Directions for this task:
Every line below should be repeated exactly.

Collected data:
————————
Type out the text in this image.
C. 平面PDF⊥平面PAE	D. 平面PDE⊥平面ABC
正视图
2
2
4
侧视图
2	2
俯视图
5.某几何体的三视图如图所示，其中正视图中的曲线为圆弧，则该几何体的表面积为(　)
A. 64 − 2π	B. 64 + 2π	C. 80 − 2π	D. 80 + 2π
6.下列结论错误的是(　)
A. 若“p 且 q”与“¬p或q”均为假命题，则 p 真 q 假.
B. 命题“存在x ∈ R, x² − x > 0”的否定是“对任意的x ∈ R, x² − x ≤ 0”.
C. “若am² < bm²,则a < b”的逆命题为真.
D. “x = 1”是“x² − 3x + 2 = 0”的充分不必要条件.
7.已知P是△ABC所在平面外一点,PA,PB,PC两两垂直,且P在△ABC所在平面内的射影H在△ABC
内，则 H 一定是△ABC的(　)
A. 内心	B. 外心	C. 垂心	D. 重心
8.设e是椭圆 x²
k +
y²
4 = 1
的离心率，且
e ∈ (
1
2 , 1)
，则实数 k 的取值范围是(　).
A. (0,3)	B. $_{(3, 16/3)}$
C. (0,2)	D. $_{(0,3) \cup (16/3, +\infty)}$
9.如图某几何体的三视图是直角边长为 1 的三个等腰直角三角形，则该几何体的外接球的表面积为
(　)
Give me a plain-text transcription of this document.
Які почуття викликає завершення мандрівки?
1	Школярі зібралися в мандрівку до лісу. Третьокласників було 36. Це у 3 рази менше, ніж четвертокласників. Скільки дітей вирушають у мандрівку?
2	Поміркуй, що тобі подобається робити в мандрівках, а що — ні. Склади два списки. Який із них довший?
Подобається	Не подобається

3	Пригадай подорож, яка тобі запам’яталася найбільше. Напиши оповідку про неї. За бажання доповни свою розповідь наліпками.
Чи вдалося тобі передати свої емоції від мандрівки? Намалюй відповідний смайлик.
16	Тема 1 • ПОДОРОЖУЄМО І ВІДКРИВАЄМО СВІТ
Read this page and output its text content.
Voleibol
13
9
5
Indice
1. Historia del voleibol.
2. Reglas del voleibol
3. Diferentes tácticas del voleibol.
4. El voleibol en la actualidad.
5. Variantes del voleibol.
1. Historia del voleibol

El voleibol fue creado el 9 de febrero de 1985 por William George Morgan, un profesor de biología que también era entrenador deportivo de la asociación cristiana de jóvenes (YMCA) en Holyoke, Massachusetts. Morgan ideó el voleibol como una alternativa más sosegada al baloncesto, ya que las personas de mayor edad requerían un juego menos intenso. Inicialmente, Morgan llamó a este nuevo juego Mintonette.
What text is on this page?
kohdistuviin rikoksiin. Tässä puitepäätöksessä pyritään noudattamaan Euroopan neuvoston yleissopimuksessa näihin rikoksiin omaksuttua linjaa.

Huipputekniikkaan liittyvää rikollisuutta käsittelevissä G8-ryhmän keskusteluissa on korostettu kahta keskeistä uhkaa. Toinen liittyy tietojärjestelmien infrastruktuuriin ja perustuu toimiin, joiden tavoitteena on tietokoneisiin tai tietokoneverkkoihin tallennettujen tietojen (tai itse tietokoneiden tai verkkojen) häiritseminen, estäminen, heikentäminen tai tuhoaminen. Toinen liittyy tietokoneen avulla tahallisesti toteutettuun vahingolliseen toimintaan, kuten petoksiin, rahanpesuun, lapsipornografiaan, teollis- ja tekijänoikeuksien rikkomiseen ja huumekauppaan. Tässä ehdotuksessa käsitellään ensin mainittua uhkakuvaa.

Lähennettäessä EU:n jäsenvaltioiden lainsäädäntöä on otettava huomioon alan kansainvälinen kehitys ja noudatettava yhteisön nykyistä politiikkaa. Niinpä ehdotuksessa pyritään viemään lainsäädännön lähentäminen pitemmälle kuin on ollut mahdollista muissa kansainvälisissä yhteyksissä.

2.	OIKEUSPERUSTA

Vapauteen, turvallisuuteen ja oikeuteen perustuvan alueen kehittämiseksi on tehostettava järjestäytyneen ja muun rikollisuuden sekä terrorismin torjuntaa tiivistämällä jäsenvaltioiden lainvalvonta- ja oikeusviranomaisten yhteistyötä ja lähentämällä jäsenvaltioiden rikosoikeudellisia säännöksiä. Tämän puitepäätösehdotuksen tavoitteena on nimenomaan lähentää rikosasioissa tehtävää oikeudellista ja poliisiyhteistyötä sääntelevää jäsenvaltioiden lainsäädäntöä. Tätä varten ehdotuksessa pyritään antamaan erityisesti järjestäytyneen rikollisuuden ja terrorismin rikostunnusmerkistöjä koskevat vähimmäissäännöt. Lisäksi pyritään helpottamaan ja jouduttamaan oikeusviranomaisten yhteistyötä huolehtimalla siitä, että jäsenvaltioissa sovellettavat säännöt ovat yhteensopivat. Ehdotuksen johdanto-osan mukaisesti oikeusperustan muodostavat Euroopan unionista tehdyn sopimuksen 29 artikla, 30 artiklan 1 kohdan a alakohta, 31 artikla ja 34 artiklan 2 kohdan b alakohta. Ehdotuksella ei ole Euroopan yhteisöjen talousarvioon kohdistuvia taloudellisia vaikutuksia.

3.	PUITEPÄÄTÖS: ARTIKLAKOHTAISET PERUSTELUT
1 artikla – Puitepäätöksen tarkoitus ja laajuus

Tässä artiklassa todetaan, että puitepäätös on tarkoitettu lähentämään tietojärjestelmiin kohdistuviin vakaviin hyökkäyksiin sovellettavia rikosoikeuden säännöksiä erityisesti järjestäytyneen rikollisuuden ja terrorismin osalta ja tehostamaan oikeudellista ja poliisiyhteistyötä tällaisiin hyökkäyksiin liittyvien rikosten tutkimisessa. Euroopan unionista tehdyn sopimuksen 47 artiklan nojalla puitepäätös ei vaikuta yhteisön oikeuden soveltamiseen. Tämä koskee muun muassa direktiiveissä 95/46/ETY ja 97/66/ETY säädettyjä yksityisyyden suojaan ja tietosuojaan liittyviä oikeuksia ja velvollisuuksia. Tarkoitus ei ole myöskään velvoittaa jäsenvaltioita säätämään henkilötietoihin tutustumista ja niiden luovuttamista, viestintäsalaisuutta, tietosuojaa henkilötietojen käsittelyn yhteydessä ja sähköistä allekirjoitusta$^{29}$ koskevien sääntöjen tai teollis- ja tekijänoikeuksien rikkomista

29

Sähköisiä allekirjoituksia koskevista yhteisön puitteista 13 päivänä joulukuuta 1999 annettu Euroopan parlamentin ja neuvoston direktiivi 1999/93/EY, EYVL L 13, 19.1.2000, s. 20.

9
————————
Solution:
Type out the text in this image.
C. 平面PDF⊥平面PAE	D. 平面PDE⊥平面ABC
正视图
2
2
4
侧视图
2	2
俯视图
5.某几何体的三视图如图所示，其中正视图中的曲线为圆弧，则该几何体的表面积为(　)
A. 64 − 2π	B. 64 + 2π	C. 80 − 2π	D. 80 + 2π
6.下列结论错误的是(　)
A. 若“p 且 q”与“¬p或q”均为假命题，则 p 真 q 假.
B. 命题“存在x ∈ R, x² − x > 0”的否定是“对任意的x ∈ R, x² − x ≤ 0”.
C. “若am² < bm²,则a < b”的逆命题为真.
D. “x = 1”是“x² − 3x + 2 = 0”的充分不必要条件.
7.已知P是△ABC所在平面外一点,PA,PB,PC两两垂直,且P在△ABC所在平面内的射影H在△ABC
内，则 H 一定是△ABC的(　)
A. 内心	B. 外心	C. 垂心	D. 重心
8.设e是椭圆 x²
k +
y²
4 = 1
的离心率，且
e ∈ (
1
2 , 1)
，则实数 k 的取值范围是(　).
A. (0,3)	B. $_{(3, 16/3)}$
C. (0,2)	D. $_{(0,3) \cup (16/3, +\infty)}$
9.如图某几何体的三视图是直角边长为 1 的三个等腰直角三角形，则该几何体的外接球的表面积为
(　)
Give me a plain-text transcription of this document.
Які почуття викликає завершення мандрівки?
1	Школярі зібралися в мандрівку до лісу. Третьокласників було 36. Це у 3 рази менше, ніж четвертокласників. Скільки дітей вирушають у мандрівку?
2	Поміркуй, що тобі подобається робити в мандрівках, а що — ні. Склади два списки. Який із них довший?
Подобається	Не подобається

3	Пригадай подорож, яка тобі запам’яталася найбільше. Напиши оповідку про неї. За бажання доповни свою розповідь наліпками.
Чи вдалося тобі передати свої емоції від мандрівки? Намалюй відповідний смайлик.
16	Тема 1 • ПОДОРОЖУЄМО І ВІДКРИВАЄМО СВІТ
Read this page and output its text content.
Voleibol
13
9
5
Indice
1. Historia del voleibol.
2. Reglas del voleibol
3. Diferentes tácticas del voleibol.
4. El voleibol en la actualidad.
5. Variantes del voleibol.
1. Historia del voleibol

El voleibol fue creado el 9 de febrero de 1985 por William George Morgan, un profesor de biología que también era entrenador deportivo de la asociación cristiana de jóvenes (YMCA) en Holyoke, Massachusetts. Morgan ideó el voleibol como una alternativa más sosegada al baloncesto, ya que las personas de mayor edad requerían un juego menos intenso. Inicialmente, Morgan llamó a este nuevo juego Mintonette.
What text is on this page?
kohdistuviin rikoksiin. Tässä puitepäätöksessä pyritään noudattamaan Euroopan neuvoston yleissopimuksessa näihin rikoksiin omaksuttua linjaa.

Huipputekniikkaan liittyvää rikollisuutta käsittelevissä G8-ryhmän keskusteluissa on korostettu kahta keskeistä uhkaa. Toinen liittyy tietojärjestelmien infrastruktuuriin ja perustuu toimiin, joiden tavoitteena on tietokoneisiin tai tietokoneverkkoihin tallennettujen tietojen (tai itse tietokoneiden tai verkkojen) häiritseminen, estäminen, heikentäminen tai tuhoaminen. Toinen liittyy tietokoneen avulla tahallisesti toteutettuun vahingolliseen toimintaan, kuten petoksiin, rahanpesuun, lapsipornografiaan, teollis- ja tekijänoikeuksien rikkomiseen ja huumekauppaan. Tässä ehdotuksessa käsitellään ensin mainittua uhkakuvaa.

Lähennettäessä EU:n jäsenvaltioiden lainsäädäntöä on otettava huomioon alan kansainvälinen kehitys ja noudatettava yhteisön nykyistä politiikkaa. Niinpä ehdotuksessa pyritään viemään lainsäädännön lähentäminen pitemmälle kuin on ollut mahdollista muissa kansainvälisissä yhteyksissä.

2.	OIKEUSPERUSTA

Vapauteen, turvallisuuteen ja oikeuteen perustuvan alueen kehittämiseksi on tehostettava järjestäytyneen ja muun rikollisuuden sekä terrorismin torjuntaa tiivistämällä jäsenvaltioiden lainvalvonta- ja oikeusviranomaisten yhteistyötä ja lähentämällä jäsenvaltioiden rikosoikeudellisia säännöksiä. Tämän puitepäätösehdotuksen tavoitteena on nimenomaan lähentää rikosasioissa tehtävää oikeudellista ja poliisiyhteistyötä sääntelevää jäsenvaltioiden lainsäädäntöä. Tätä varten ehdotuksessa pyritään antamaan erityisesti järjestäytyneen rikollisuuden ja terrorismin rikostunnusmerkistöjä koskevat vähimmäissäännöt. Lisäksi pyritään helpottamaan ja jouduttamaan oikeusviranomaisten yhteistyötä huolehtimalla siitä, että jäsenvaltioissa sovellettavat säännöt ovat yhteensopivat. Ehdotuksen johdanto-osan mukaisesti oikeusperustan muodostavat Euroopan unionista tehdyn sopimuksen 29 artikla, 30 artiklan 1 kohdan a alakohta, 31 artikla ja 34 artiklan 2 kohdan b alakohta. Ehdotuksella ei ole Euroopan yhteisöjen talousarvioon kohdistuvia taloudellisia vaikutuksia.

3.	PUITEPÄÄTÖS: ARTIKLAKOHTAISET PERUSTELUT
1 artikla – Puitepäätöksen tarkoitus ja laajuus

Tässä artiklassa todetaan, että puitepäätös on tarkoitettu lähentämään tietojärjestelmiin kohdistuviin vakaviin hyökkäyksiin sovellettavia rikosoikeuden säännöksiä erityisesti järjestäytyneen rikollisuuden ja terrorismin osalta ja tehostamaan oikeudellista ja poliisiyhteistyötä tällaisiin hyökkäyksiin liittyvien rikosten tutkimisessa. Euroopan unionista tehdyn sopimuksen 47 artiklan nojalla puitepäätös ei vaikuta yhteisön oikeuden soveltamiseen. Tämä koskee muun muassa direktiiveissä 95/46/ETY ja 97/66/ETY säädettyjä yksityisyyden suojaan ja tietosuojaan liittyviä oikeuksia ja velvollisuuksia. Tarkoitus ei ole myöskään velvoittaa jäsenvaltioita säätämään henkilötietoihin tutustumista ja niiden luovuttamista, viestintäsalaisuutta, tietosuojaa henkilötietojen käsittelyn yhteydessä ja sähköistä allekirjoitusta$^{29}$ koskevien sääntöjen tai teollis- ja tekijänoikeuksien rikkomista

29

Sähköisiä allekirjoituksia koskevista yhteisön puitteista 13 päivänä joulukuuta 1999 annettu Euroopan parlamentin ja neuvoston direktiivi 1999/93/EY, EYVL L 13, 19.1.2000, s. 20.

9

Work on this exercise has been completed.